## Begin RECORDED DATA
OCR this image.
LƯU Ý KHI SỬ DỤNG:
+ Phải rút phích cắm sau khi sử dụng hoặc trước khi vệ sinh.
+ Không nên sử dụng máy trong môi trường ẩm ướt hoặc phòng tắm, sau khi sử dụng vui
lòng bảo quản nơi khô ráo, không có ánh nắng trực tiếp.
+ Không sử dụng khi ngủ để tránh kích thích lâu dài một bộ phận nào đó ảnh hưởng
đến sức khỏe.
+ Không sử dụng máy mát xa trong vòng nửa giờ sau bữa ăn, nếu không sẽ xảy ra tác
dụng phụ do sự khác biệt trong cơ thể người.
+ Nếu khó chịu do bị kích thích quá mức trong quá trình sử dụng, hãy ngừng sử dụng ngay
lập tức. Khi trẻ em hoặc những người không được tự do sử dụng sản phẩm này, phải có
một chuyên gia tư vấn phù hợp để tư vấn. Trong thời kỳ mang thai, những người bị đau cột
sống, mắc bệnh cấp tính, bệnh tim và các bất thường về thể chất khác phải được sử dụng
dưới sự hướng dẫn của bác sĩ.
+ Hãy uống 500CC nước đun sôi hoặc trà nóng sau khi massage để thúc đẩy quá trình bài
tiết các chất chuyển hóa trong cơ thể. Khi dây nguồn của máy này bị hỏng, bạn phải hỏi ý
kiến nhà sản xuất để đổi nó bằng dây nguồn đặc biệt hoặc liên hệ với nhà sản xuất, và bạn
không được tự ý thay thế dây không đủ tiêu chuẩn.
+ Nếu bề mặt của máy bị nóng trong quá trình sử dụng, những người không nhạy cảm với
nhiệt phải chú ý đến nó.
## End RECORDED DATA
- **EXERCISE PROMPT**:
Write the material out again word for word.

- **FINISHED EXERCISE**:
OCR this image.
LƯU Ý KHI SỬ DỤNG:
+ Phải rút phích cắm sau khi sử dụng hoặc trước khi vệ sinh.
+ Không nên sử dụng máy trong môi trường ẩm ướt hoặc phòng tắm, sau khi sử dụng vui
lòng bảo quản nơi khô ráo, không có ánh nắng trực tiếp.
+ Không sử dụng khi ngủ để tránh kích thích lâu dài một bộ phận nào đó ảnh hưởng
đến sức khỏe.
+ Không sử dụng máy mát xa trong vòng nửa giờ sau bữa ăn, nếu không sẽ xảy ra tác
dụng phụ do sự khác biệt trong cơ thể người.
+ Nếu khó chịu do bị kích thích quá mức trong quá trình sử dụng, hãy ngừng sử dụng ngay
lập tức. Khi trẻ em hoặc những người không được tự do sử dụng sản phẩm này, phải có
một chuyên gia tư vấn phù hợp để tư vấn. Trong thời kỳ mang thai, những người bị đau cột
sống, mắc bệnh cấp tính, bệnh tim và các bất thường về thể chất khác phải được sử dụng
dưới sự hướng dẫn của bác sĩ.
+ Hãy uống 500CC nước đun sôi hoặc trà nóng sau khi massage để thúc đẩy quá trình bài
tiết các chất chuyển hóa trong cơ thể. Khi dây nguồn của máy này bị hỏng, bạn phải hỏi ý
kiến nhà sản xuất để đổi nó bằng dây nguồn đặc biệt hoặc liên hệ với nhà sản xuất, và bạn
không được tự ý thay thế dây không đủ tiêu chuẩn.
+ Nếu bề mặt của máy bị nóng trong quá trình sử dụng, những người không nhạy cảm với
nhiệt phải chú ý đến nó.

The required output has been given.